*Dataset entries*
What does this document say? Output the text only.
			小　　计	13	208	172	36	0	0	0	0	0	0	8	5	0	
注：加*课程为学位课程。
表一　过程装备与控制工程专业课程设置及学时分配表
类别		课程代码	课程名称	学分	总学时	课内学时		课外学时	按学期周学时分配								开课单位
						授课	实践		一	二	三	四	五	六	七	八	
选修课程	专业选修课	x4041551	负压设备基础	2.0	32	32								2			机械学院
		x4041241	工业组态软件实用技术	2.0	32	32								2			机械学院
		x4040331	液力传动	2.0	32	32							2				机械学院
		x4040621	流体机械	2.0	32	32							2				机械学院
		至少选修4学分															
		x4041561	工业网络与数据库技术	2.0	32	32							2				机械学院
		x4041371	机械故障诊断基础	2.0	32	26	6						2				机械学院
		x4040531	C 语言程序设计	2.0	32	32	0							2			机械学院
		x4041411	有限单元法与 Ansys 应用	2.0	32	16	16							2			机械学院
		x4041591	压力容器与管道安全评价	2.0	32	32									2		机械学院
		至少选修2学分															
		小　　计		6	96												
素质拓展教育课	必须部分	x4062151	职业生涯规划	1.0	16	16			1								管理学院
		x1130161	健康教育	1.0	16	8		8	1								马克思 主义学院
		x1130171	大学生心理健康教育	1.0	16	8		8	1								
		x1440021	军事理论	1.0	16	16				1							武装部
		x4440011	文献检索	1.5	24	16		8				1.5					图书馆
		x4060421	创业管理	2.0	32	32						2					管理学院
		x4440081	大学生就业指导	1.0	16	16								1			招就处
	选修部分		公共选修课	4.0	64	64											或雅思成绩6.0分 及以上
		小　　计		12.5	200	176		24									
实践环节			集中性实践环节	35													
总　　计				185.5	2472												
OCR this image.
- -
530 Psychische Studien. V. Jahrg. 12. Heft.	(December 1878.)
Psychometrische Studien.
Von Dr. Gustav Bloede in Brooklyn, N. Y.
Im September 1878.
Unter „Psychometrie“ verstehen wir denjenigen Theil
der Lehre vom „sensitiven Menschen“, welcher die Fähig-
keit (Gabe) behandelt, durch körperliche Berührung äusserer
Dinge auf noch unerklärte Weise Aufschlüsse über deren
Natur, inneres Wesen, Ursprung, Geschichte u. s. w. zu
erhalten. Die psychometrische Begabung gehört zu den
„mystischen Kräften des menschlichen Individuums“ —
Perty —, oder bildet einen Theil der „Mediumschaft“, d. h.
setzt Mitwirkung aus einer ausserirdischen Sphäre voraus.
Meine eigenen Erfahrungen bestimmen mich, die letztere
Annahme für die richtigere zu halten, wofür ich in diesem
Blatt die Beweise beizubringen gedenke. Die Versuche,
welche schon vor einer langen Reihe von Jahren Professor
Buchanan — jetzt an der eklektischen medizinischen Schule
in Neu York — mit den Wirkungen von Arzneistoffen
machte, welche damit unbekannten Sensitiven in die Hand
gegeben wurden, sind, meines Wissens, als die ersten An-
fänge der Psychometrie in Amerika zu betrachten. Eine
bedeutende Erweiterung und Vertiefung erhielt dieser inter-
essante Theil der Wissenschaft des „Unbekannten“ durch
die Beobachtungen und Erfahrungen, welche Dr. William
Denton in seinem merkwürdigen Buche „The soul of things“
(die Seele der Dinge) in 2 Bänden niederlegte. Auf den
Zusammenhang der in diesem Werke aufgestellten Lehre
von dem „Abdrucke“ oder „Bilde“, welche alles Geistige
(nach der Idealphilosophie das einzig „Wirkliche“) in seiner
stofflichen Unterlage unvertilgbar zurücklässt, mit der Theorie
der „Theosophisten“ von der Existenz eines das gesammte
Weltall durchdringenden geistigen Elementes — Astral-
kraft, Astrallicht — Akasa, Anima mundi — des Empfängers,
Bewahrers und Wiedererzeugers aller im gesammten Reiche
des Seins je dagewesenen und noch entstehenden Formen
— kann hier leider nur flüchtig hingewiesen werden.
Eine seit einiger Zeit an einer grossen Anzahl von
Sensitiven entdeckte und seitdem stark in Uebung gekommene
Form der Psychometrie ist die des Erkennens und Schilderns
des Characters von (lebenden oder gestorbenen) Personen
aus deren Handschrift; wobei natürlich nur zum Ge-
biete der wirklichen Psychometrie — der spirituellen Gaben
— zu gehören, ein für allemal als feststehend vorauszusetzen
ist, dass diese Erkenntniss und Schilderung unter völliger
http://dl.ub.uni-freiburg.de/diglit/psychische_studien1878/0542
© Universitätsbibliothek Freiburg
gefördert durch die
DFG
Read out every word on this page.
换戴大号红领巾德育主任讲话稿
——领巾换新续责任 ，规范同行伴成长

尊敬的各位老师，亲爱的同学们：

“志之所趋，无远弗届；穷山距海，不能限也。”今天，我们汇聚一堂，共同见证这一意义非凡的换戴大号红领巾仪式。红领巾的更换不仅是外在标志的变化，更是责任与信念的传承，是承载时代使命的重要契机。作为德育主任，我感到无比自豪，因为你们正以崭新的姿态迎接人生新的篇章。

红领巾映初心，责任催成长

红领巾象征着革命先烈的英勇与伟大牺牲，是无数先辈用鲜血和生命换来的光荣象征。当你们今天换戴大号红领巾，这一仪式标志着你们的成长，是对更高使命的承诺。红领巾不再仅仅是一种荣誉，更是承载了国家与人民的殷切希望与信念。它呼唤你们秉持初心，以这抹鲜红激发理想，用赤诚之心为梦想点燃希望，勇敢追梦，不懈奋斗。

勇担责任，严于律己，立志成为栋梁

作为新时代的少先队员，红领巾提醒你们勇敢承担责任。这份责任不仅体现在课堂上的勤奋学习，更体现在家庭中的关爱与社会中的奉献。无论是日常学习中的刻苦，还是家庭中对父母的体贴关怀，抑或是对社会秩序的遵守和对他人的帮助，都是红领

*Short problem*
Reproduce the data in full, exactly as presented.

*Result for this task*
What does this document say? Output the text only.
			小　　计	13	208	172	36	0	0	0	0	0	0	8	5	0	
注：加*课程为学位课程。
表一　过程装备与控制工程专业课程设置及学时分配表
类别		课程代码	课程名称	学分	总学时	课内学时		课外学时	按学期周学时分配								开课单位
						授课	实践		一	二	三	四	五	六	七	八	
选修课程	专业选修课	x4041551	负压设备基础	2.0	32	32								2			机械学院
		x4041241	工业组态软件实用技术	2.0	32	32								2			机械学院
		x4040331	液力传动	2.0	32	32							2				机械学院
		x4040621	流体机械	2.0	32	32							2				机械学院
		至少选修4学分															
		x4041561	工业网络与数据库技术	2.0	32	32							2				机械学院
		x4041371	机械故障诊断基础	2.0	32	26	6						2				机械学院
		x4040531	C 语言程序设计	2.0	32	32	0							2			机械学院
		x4041411	有限单元法与 Ansys 应用	2.0	32	16	16							2			机械学院
		x4041591	压力容器与管道安全评价	2.0	32	32									2		机械学院
		至少选修2学分															
		小　　计		6	96												
素质拓展教育课	必须部分	x4062151	职业生涯规划	1.0	16	16			1								管理学院
		x1130161	健康教育	1.0	16	8		8	1								马克思 主义学院
		x1130171	大学生心理健康教育	1.0	16	8		8	1								
		x1440021	军事理论	1.0	16	16				1							武装部
		x4440011	文献检索	1.5	24	16		8				1.5					图书馆
		x4060421	创业管理	2.0	32	32						2					管理学院
		x4440081	大学生就业指导	1.0	16	16								1			招就处
	选修部分		公共选修课	4.0	64	64											或雅思成绩6.0分 及以上
		小　　计		12.5	200	176		24									
实践环节			集中性实践环节	35													
总　　计				185.5	2472												
OCR this image.
- -
530 Psychische Studien. V. Jahrg. 12. Heft.	(December 1878.)
Psychometrische Studien.
Von Dr. Gustav Bloede in Brooklyn, N. Y.
Im September 1878.
Unter „Psychometrie“ verstehen wir denjenigen Theil
der Lehre vom „sensitiven Menschen“, welcher die Fähig-
keit (Gabe) behandelt, durch körperliche Berührung äusserer
Dinge auf noch unerklärte Weise Aufschlüsse über deren
Natur, inneres Wesen, Ursprung, Geschichte u. s. w. zu
erhalten. Die psychometrische Begabung gehört zu den
„mystischen Kräften des menschlichen Individuums“ —
Perty —, oder bildet einen Theil der „Mediumschaft“, d. h.
setzt Mitwirkung aus einer ausserirdischen Sphäre voraus.
Meine eigenen Erfahrungen bestimmen mich, die letztere
Annahme für die richtigere zu halten, wofür ich in diesem
Blatt die Beweise beizubringen gedenke. Die Versuche,
welche schon vor einer langen Reihe von Jahren Professor
Buchanan — jetzt an der eklektischen medizinischen Schule
in Neu York — mit den Wirkungen von Arzneistoffen
machte, welche damit unbekannten Sensitiven in die Hand
gegeben wurden, sind, meines Wissens, als die ersten An-
fänge der Psychometrie in Amerika zu betrachten. Eine
bedeutende Erweiterung und Vertiefung erhielt dieser inter-
essante Theil der Wissenschaft des „Unbekannten“ durch
die Beobachtungen und Erfahrungen, welche Dr. William
Denton in seinem merkwürdigen Buche „The soul of things“
(die Seele der Dinge) in 2 Bänden niederlegte. Auf den
Zusammenhang der in diesem Werke aufgestellten Lehre
von dem „Abdrucke“ oder „Bilde“, welche alles Geistige
(nach der Idealphilosophie das einzig „Wirkliche“) in seiner
stofflichen Unterlage unvertilgbar zurücklässt, mit der Theorie
der „Theosophisten“ von der Existenz eines das gesammte
Weltall durchdringenden geistigen Elementes — Astral-
kraft, Astrallicht — Akasa, Anima mundi — des Empfängers,
Bewahrers und Wiedererzeugers aller im gesammten Reiche
des Seins je dagewesenen und noch entstehenden Formen
— kann hier leider nur flüchtig hingewiesen werden.
Eine seit einiger Zeit an einer grossen Anzahl von
Sensitiven entdeckte und seitdem stark in Uebung gekommene
Form der Psychometrie ist die des Erkennens und Schilderns
des Characters von (lebenden oder gestorbenen) Personen
aus deren Handschrift; wobei natürlich nur zum Ge-
biete der wirklichen Psychometrie — der spirituellen Gaben
— zu gehören, ein für allemal als feststehend vorauszusetzen
ist, dass diese Erkenntniss und Schilderung unter völliger
http://dl.ub.uni-freiburg.de/diglit/psychische_studien1878/0542
© Universitätsbibliothek Freiburg
gefördert durch die
DFG
Read out every word on this page.
换戴大号红领巾德育主任讲话稿
——领巾换新续责任 ，规范同行伴成长

尊敬的各位老师，亲爱的同学们：

“志之所趋，无远弗届；穷山距海，不能限也。”今天，我们汇聚一堂，共同见证这一意义非凡的换戴大号红领巾仪式。红领巾的更换不仅是外在标志的变化，更是责任与信念的传承，是承载时代使命的重要契机。作为德育主任，我感到无比自豪，因为你们正以崭新的姿态迎接人生新的篇章。

红领巾映初心，责任催成长

红领巾象征着革命先烈的英勇与伟大牺牲，是无数先辈用鲜血和生命换来的光荣象征。当你们今天换戴大号红领巾，这一仪式标志着你们的成长，是对更高使命的承诺。红领巾不再仅仅是一种荣誉，更是承载了国家与人民的殷切希望与信念。它呼唤你们秉持初心，以这抹鲜红激发理想，用赤诚之心为梦想点燃希望，勇敢追梦，不懈奋斗。

勇担责任，严于律己，立志成为栋梁

作为新时代的少先队员，红领巾提醒你们勇敢承担责任。这份责任不仅体现在课堂上的勤奋学习，更体现在家庭中的关爱与社会中的奉献。无论是日常学习中的刻苦，还是家庭中对父母的体贴关怀，抑或是对社会秩序的遵守和对他人的帮助，都是红领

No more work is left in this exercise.